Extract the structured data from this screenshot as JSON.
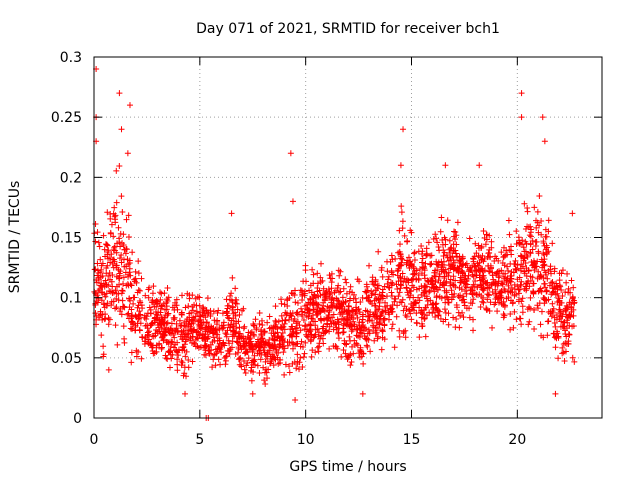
{
  "chart_data": {
    "type": "scatter",
    "title": "Day 071 of 2021, SRMTID for receiver bch1",
    "xlabel": "GPS time / hours",
    "ylabel": "SRMTID / TECUs",
    "xlim": [
      0,
      24
    ],
    "ylim": [
      0,
      0.3
    ],
    "xticks": [
      0,
      5,
      10,
      15,
      20
    ],
    "xtick_labels": [
      "0",
      "5",
      "10",
      "15",
      "20"
    ],
    "yticks": [
      0,
      0.05,
      0.1,
      0.15,
      0.2,
      0.25,
      0.3
    ],
    "ytick_labels": [
      "0",
      "0.05",
      "0.1",
      "0.15",
      "0.2",
      "0.25",
      "0.3"
    ],
    "grid": true,
    "marker": "+",
    "color": "#ff0000",
    "x_range": [
      0,
      22.7
    ],
    "envelope": [
      [
        0.0,
        0.05,
        0.17
      ],
      [
        0.5,
        0.05,
        0.16
      ],
      [
        1.0,
        0.04,
        0.22
      ],
      [
        1.5,
        0.04,
        0.2
      ],
      [
        2.0,
        0.04,
        0.14
      ],
      [
        2.5,
        0.04,
        0.12
      ],
      [
        3.0,
        0.04,
        0.12
      ],
      [
        3.5,
        0.04,
        0.11
      ],
      [
        4.0,
        0.03,
        0.1
      ],
      [
        4.5,
        0.03,
        0.11
      ],
      [
        5.0,
        0.05,
        0.11
      ],
      [
        5.5,
        0.04,
        0.1
      ],
      [
        6.0,
        0.03,
        0.09
      ],
      [
        6.5,
        0.04,
        0.13
      ],
      [
        7.0,
        0.03,
        0.09
      ],
      [
        7.5,
        0.03,
        0.09
      ],
      [
        8.0,
        0.03,
        0.09
      ],
      [
        8.5,
        0.03,
        0.09
      ],
      [
        9.0,
        0.03,
        0.12
      ],
      [
        9.5,
        0.03,
        0.12
      ],
      [
        10.0,
        0.04,
        0.13
      ],
      [
        10.5,
        0.05,
        0.13
      ],
      [
        11.0,
        0.05,
        0.13
      ],
      [
        11.5,
        0.05,
        0.13
      ],
      [
        12.0,
        0.04,
        0.12
      ],
      [
        12.5,
        0.04,
        0.12
      ],
      [
        13.0,
        0.04,
        0.13
      ],
      [
        13.5,
        0.05,
        0.14
      ],
      [
        14.0,
        0.05,
        0.15
      ],
      [
        14.5,
        0.06,
        0.18
      ],
      [
        15.0,
        0.06,
        0.16
      ],
      [
        15.5,
        0.06,
        0.16
      ],
      [
        16.0,
        0.06,
        0.17
      ],
      [
        16.5,
        0.06,
        0.18
      ],
      [
        17.0,
        0.06,
        0.18
      ],
      [
        17.5,
        0.07,
        0.16
      ],
      [
        18.0,
        0.07,
        0.17
      ],
      [
        18.5,
        0.07,
        0.17
      ],
      [
        19.0,
        0.07,
        0.15
      ],
      [
        19.5,
        0.07,
        0.16
      ],
      [
        20.0,
        0.07,
        0.17
      ],
      [
        20.5,
        0.06,
        0.19
      ],
      [
        21.0,
        0.06,
        0.2
      ],
      [
        21.5,
        0.05,
        0.17
      ],
      [
        22.0,
        0.04,
        0.13
      ],
      [
        22.5,
        0.04,
        0.12
      ],
      [
        22.7,
        0.04,
        0.12
      ]
    ],
    "highlights": [
      {
        "x": 0.1,
        "y": 0.29
      },
      {
        "x": 0.1,
        "y": 0.25
      },
      {
        "x": 0.1,
        "y": 0.23
      },
      {
        "x": 1.2,
        "y": 0.27
      },
      {
        "x": 1.3,
        "y": 0.24
      },
      {
        "x": 1.7,
        "y": 0.26
      },
      {
        "x": 1.6,
        "y": 0.22
      },
      {
        "x": 9.3,
        "y": 0.22
      },
      {
        "x": 9.4,
        "y": 0.18
      },
      {
        "x": 6.5,
        "y": 0.17
      },
      {
        "x": 14.6,
        "y": 0.24
      },
      {
        "x": 14.5,
        "y": 0.21
      },
      {
        "x": 16.6,
        "y": 0.21
      },
      {
        "x": 18.2,
        "y": 0.21
      },
      {
        "x": 20.2,
        "y": 0.27
      },
      {
        "x": 20.2,
        "y": 0.25
      },
      {
        "x": 21.2,
        "y": 0.25
      },
      {
        "x": 21.3,
        "y": 0.23
      },
      {
        "x": 22.6,
        "y": 0.17
      },
      {
        "x": 5.3,
        "y": 0.0
      },
      {
        "x": 5.4,
        "y": 0.0
      },
      {
        "x": 0.7,
        "y": 0.04
      },
      {
        "x": 4.3,
        "y": 0.02
      },
      {
        "x": 7.5,
        "y": 0.02
      },
      {
        "x": 9.5,
        "y": 0.015
      },
      {
        "x": 12.7,
        "y": 0.02
      },
      {
        "x": 21.8,
        "y": 0.02
      }
    ]
  }
}
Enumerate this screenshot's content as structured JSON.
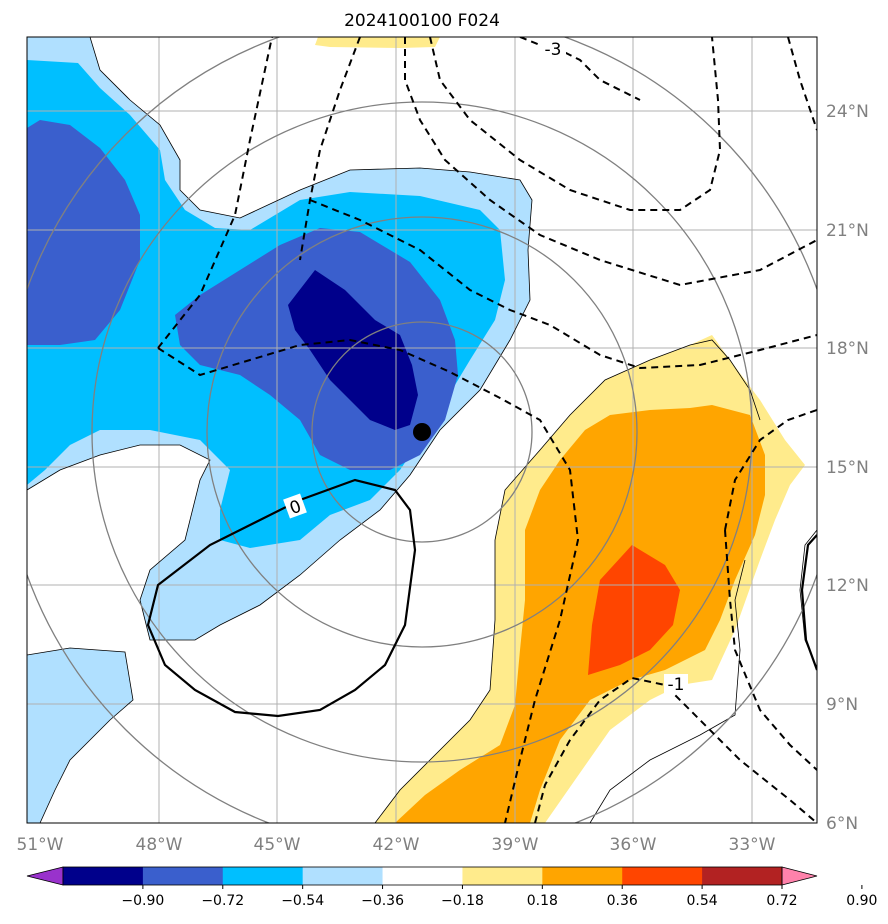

######

**WHAT TO PRODUCE:** Copy out every line of the material above that mentions the word "this".

**FULL ANSWER:**
Extract the structured data from this screenshot as JSON.
Enumerate this screenshot's content as structured JSON.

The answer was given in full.